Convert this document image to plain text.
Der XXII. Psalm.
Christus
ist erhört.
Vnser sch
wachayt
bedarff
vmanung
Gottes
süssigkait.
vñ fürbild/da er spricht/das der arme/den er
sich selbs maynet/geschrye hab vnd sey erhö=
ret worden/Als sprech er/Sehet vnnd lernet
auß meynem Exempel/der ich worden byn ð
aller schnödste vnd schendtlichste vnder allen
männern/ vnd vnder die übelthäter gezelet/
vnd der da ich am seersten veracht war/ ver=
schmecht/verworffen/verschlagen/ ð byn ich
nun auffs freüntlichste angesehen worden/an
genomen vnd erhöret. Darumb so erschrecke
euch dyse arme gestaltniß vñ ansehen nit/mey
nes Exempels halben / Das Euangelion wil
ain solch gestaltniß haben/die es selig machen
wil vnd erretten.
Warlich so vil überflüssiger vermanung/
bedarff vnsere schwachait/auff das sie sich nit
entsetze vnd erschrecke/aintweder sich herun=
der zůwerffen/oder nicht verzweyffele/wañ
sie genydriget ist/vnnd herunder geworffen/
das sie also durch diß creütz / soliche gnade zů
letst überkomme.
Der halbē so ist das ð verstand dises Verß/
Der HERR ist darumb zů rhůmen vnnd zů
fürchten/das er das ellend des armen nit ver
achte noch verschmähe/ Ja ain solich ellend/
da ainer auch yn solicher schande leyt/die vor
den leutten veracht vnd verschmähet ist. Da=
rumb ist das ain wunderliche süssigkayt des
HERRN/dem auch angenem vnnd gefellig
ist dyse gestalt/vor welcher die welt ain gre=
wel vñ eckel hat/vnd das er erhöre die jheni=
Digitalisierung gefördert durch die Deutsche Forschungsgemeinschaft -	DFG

# What you need to do
In the records above, some lines may contain the word "veracht"; copy every one of them.

# Your solution
vnd der da ich am seersten veracht war/ ver=
den leutten veracht vnd verschmähet ist. Da=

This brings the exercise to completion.